**THE PROBLEM:** Report how many lines contain "taille", with no other words.

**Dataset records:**

····················

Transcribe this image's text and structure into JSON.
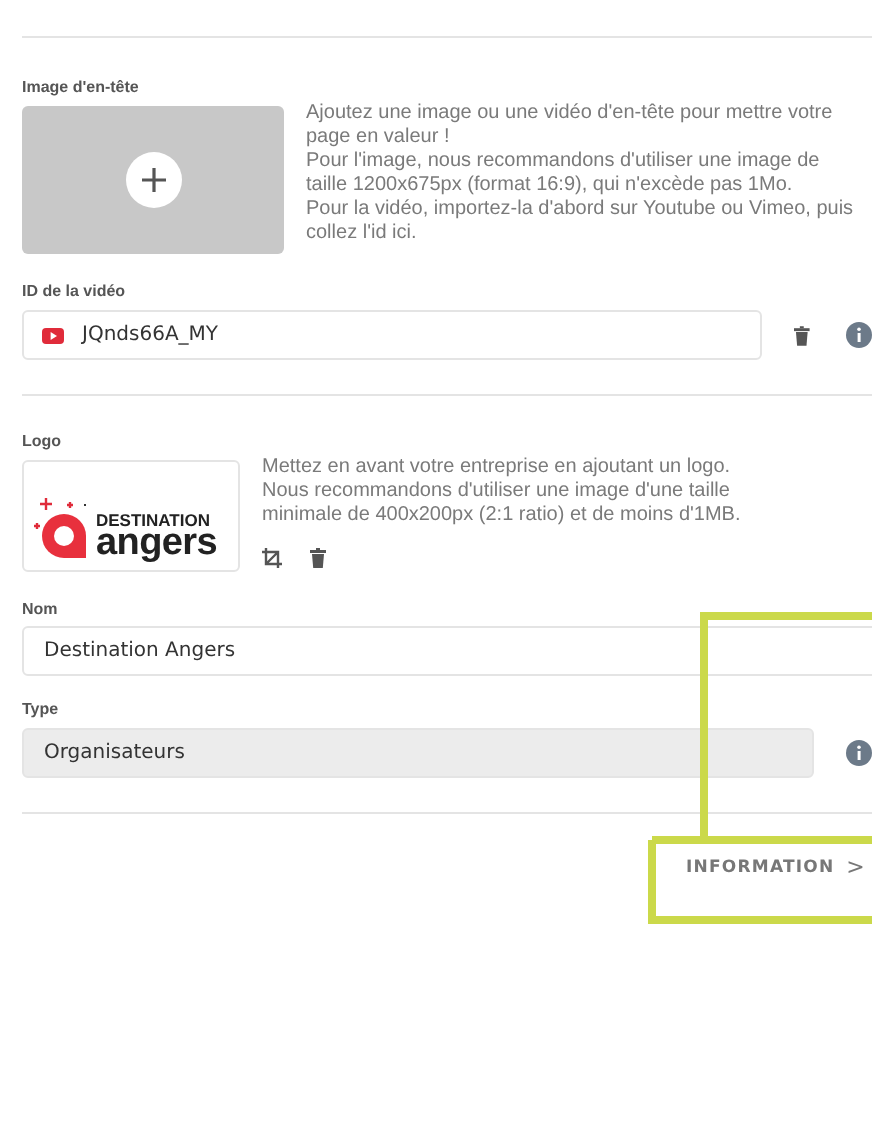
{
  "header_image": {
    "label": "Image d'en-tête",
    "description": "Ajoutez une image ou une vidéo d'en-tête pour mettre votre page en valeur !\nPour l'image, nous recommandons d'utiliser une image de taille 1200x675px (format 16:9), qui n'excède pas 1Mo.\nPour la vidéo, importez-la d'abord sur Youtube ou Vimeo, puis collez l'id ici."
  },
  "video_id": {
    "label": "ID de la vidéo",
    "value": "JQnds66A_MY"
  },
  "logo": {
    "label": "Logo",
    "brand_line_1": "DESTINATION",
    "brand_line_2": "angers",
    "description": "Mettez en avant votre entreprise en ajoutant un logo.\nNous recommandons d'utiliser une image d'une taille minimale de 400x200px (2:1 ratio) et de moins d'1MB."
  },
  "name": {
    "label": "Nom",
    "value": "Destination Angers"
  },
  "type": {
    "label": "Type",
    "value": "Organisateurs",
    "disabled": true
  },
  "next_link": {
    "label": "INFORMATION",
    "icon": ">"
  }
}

····················

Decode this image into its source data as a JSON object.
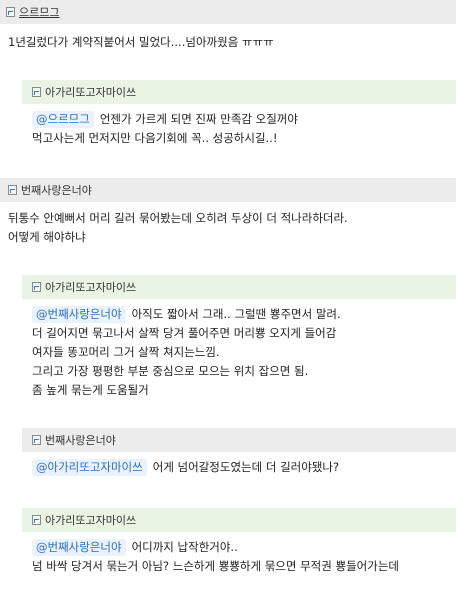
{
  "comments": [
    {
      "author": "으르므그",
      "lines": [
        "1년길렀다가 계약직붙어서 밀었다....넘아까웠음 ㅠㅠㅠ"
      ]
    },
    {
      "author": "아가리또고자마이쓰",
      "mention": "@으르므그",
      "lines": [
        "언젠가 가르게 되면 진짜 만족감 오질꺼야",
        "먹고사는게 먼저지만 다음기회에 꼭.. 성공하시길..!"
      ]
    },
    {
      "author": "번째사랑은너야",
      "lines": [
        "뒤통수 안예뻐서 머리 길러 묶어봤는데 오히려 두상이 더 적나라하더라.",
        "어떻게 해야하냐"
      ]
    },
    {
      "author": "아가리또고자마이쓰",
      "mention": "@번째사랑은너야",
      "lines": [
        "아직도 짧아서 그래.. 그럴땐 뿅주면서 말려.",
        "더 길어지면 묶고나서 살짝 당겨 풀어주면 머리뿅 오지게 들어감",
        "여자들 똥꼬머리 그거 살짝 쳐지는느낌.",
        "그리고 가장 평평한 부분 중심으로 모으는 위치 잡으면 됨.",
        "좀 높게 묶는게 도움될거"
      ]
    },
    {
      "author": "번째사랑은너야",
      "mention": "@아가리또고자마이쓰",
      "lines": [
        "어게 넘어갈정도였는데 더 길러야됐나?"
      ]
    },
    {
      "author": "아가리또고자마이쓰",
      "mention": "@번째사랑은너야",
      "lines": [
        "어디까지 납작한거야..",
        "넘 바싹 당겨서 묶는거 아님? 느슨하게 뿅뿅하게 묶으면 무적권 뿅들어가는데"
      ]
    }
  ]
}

····················

**SOLUTION TO THIS PROBLEM:** 2